Auszug der Seite ▸
● ● ● ● ●

Schönstatt - Begegnungen

Sexualität kein Tabu mehr

Initiative in Österreich: Vater-Sohn-Wochenende

Sieben Väter und ihre neun Söhne nahmen sich ein Wochenende lang Zeit füreinander.
Im Programm wechselten Einheiten für Vater und Sohn, für Söhne und Väter in eigenen Gruppen und zur Einzelarbeit ab.
Ein von Vater und Sohn gemeinsam erarbeitetes Poster zum Thema "Mannsein" wurde am Schluss im Plenum vorgestellt
Foto: Busse © 2002

ÖSTERREICH, P. Elmar Busse."Ich danke dir, dass du mir mein Leben ermöglicht hast." Mit diesem Satz, den jeder Sohn seinem Vater sagte, endete das erste Vater-Sohn-Wochenende für Burschen zwischen 14 und 17. Spontan umarmten manche Väter ihre Söhne, und diese konnten es in diesem Klima auch annehmen. Manches Auge war feucht, manches Gesicht strahlte tiefe Freude wider. Doch bis es dahin kam, war ein anspruchsvolles 24-Stunden-Programm zu absolvieren.

● ● ● ● ●

Datensätze zur Übung ▸
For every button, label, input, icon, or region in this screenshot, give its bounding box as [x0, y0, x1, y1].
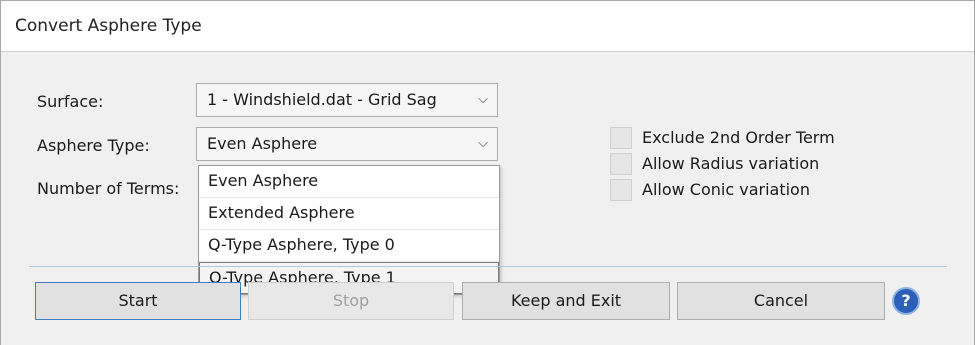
- asphere-type-select-value: Even Asphere: [207, 134, 318, 153]
- checkbox-label: Exclude 2nd Order Term: [642, 128, 835, 147]
- surface-label: Surface:: [37, 92, 104, 111]
- keep-and-exit-button[interactable]: Keep and Exit: [462, 282, 670, 320]
- checkbox[interactable]: [610, 179, 632, 201]
- dropdown-option[interactable]: Even Asphere: [199, 166, 499, 198]
- asphere-type-select[interactable]: Even Asphere ⌵: [196, 127, 498, 161]
- stop-button[interactable]: Stop: [248, 282, 454, 320]
- checkbox-label: Allow Radius variation: [642, 154, 820, 173]
- dropdown-option[interactable]: Q-Type Asphere, Type 0: [199, 230, 499, 262]
- asphere-type-label: Asphere Type:: [37, 136, 150, 155]
- cancel-button[interactable]: Cancel: [677, 282, 885, 320]
- surface-select-value: 1 - Windshield.dat - Grid Sag: [207, 90, 437, 109]
- dialog-window: Convert Asphere Type Surface: 1 - Windsh…: [0, 0, 975, 345]
- checkbox[interactable]: [610, 127, 632, 149]
- dialog-title: Convert Asphere Type: [15, 16, 202, 36]
- asphere-type-dropdown-list: Even Asphere Extended Asphere Q-Type Asp…: [198, 165, 500, 295]
- checkbox[interactable]: [610, 153, 632, 175]
- chevron-down-icon: ⌵: [478, 92, 488, 107]
- chevron-down-icon: ⌵: [478, 136, 488, 151]
- checkbox-label: Allow Conic variation: [642, 180, 810, 199]
- surface-select[interactable]: 1 - Windshield.dat - Grid Sag ⌵: [196, 83, 498, 117]
- dropdown-option[interactable]: Extended Asphere: [199, 198, 499, 230]
- start-button[interactable]: Start: [35, 282, 241, 320]
- help-icon[interactable]: ?: [892, 287, 920, 315]
- number-of-terms-label: Number of Terms:: [37, 179, 180, 198]
- separator-line: [29, 266, 947, 267]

● ● ● ● ●

Auszuführende Aufgaben ▸
a) Erklären Sie anhand des Berichts über das Vater-Sohn-Wochenende, warum die Söhne die spontanen Umarmungen ihrer Väter annehmen konnten.
b) Schreiben Sie aus den Datensätzen die Zeilen ab, beginnend mit der Zeile, die „- asphere-type-select-value: Even“ enthält, und endend mit der Zeile, die „- checkbox-label: Allow Radius“ enthält.

Antworten je Aufgabe ▸
a) Die Söhne konnten die Umarmungen annehmen, weil an diesem Wochenende ein entsprechendes Klima entstanden war. Der Bericht sagt, dass sie es „in diesem Klima“ annehmen konnten.

b)
- asphere-type-select-value: Even Asphere: [207, 134, 318, 153]
- checkbox-label: Exclude 2nd Order Term: [642, 128, 835, 147]
- surface-label: Surface:: [37, 92, 104, 111]
- keep-and-exit-button[interactable]: Keep and Exit: [462, 282, 670, 320]
- checkbox[interactable]: [610, 179, 632, 201]
- dropdown-option[interactable]: Even Asphere: [199, 166, 499, 198]
- asphere-type-select[interactable]: Even Asphere ⌵: [196, 127, 498, 161]
- stop-button[interactable]: Stop: [248, 282, 454, 320]
- checkbox-label: Allow Radius variation: [642, 154, 820, 173]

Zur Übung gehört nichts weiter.